# The problem
Pick out the lines in the listing below that contain the word "đánh" and copy them.

# Information given
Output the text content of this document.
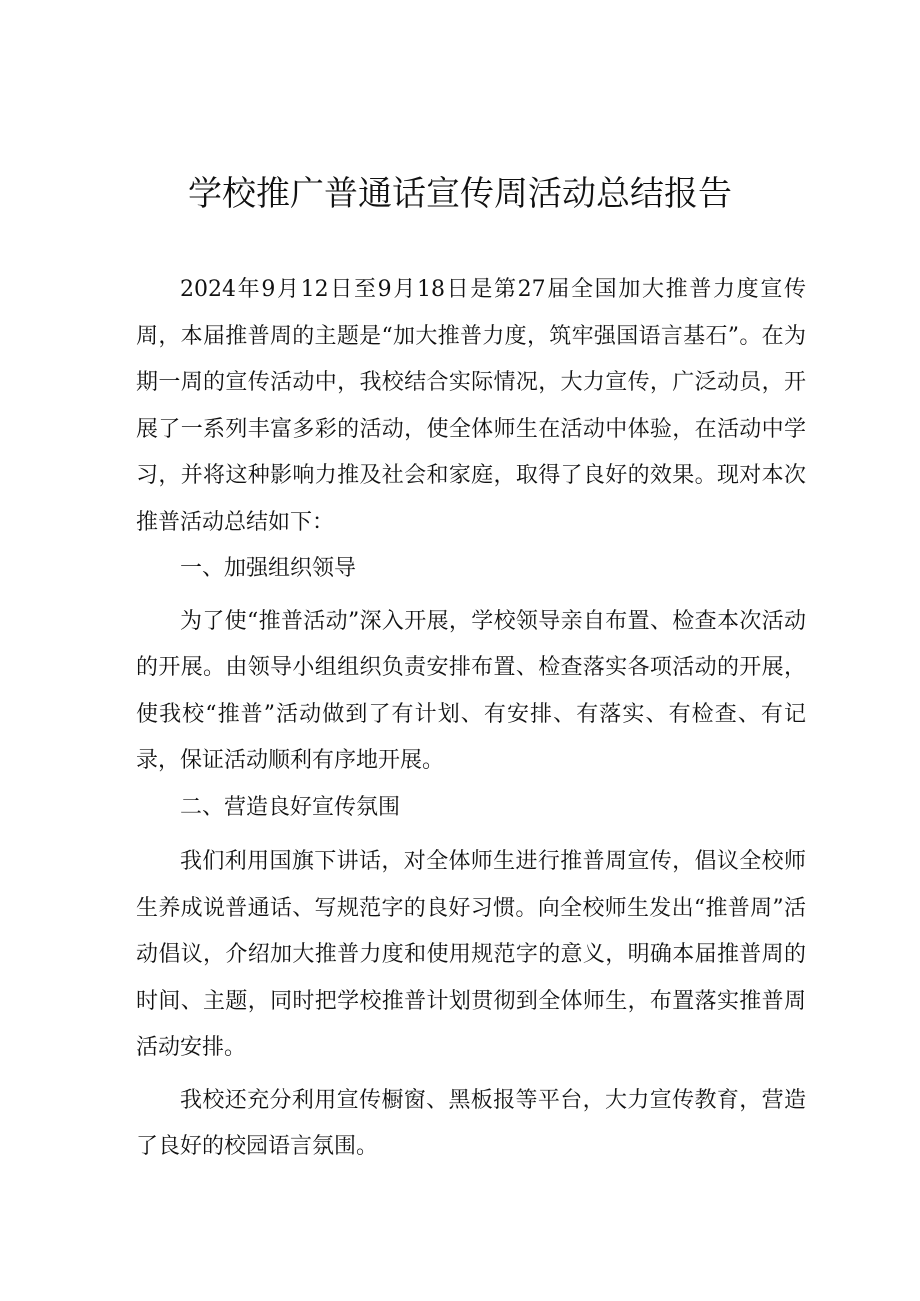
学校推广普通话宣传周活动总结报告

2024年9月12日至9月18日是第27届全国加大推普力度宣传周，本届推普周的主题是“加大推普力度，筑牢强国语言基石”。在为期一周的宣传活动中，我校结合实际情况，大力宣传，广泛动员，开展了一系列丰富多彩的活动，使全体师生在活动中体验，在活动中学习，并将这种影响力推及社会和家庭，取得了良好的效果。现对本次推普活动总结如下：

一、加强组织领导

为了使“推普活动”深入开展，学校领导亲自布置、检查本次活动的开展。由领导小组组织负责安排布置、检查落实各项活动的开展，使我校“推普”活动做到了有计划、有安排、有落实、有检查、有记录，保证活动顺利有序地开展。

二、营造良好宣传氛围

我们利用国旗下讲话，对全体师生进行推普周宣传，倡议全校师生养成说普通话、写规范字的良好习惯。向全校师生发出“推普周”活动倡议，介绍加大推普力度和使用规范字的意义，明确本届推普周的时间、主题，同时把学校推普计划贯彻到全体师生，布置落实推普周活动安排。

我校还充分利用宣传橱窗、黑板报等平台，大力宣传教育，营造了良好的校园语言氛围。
...
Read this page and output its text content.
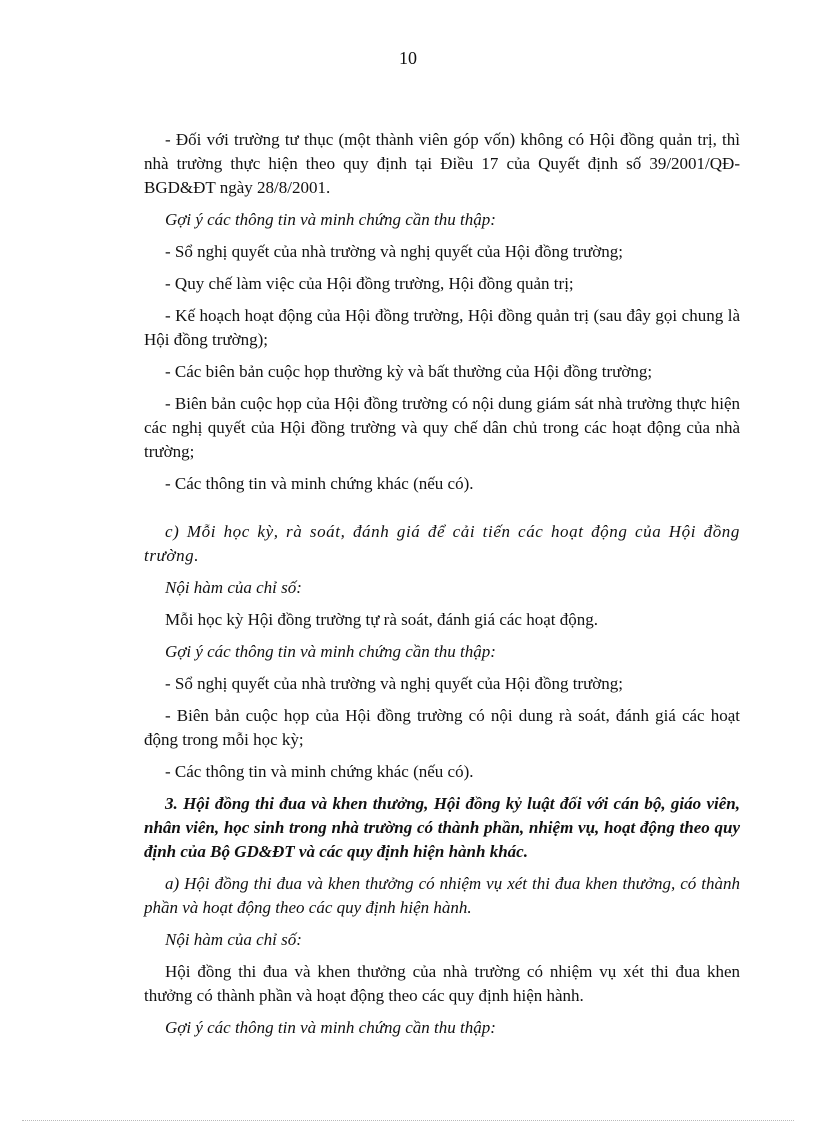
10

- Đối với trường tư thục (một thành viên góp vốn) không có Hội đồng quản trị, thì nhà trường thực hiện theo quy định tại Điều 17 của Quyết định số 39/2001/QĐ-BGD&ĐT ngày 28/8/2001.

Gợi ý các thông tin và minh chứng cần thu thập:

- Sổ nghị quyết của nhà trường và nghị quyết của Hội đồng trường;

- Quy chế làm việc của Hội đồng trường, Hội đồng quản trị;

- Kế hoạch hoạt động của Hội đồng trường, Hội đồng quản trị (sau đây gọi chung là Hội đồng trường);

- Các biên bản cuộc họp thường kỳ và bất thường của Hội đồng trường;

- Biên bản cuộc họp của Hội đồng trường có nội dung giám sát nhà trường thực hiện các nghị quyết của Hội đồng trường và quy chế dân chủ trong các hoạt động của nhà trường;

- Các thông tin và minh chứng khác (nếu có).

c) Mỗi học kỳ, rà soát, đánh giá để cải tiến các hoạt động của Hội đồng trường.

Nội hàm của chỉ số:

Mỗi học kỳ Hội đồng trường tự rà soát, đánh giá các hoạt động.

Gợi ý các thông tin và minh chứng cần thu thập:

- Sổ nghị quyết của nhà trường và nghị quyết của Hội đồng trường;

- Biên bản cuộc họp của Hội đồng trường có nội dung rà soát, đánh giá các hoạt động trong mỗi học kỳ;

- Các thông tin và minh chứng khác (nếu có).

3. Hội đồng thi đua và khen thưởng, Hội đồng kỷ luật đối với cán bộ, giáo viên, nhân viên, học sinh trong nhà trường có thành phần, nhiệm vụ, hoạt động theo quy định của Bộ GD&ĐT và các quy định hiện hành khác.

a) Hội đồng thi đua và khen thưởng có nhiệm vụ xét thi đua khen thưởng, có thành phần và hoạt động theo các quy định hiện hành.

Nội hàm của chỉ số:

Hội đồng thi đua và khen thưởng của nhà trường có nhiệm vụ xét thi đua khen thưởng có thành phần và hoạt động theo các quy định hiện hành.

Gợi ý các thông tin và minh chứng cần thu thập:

# Expected output
c) Mỗi học kỳ, rà soát, đánh giá để cải tiến các hoạt động của Hội đồng trường.
Mỗi học kỳ Hội đồng trường tự rà soát, đánh giá các hoạt động.
- Biên bản cuộc họp của Hội đồng trường có nội dung rà soát, đánh giá các hoạt động trong mỗi học kỳ;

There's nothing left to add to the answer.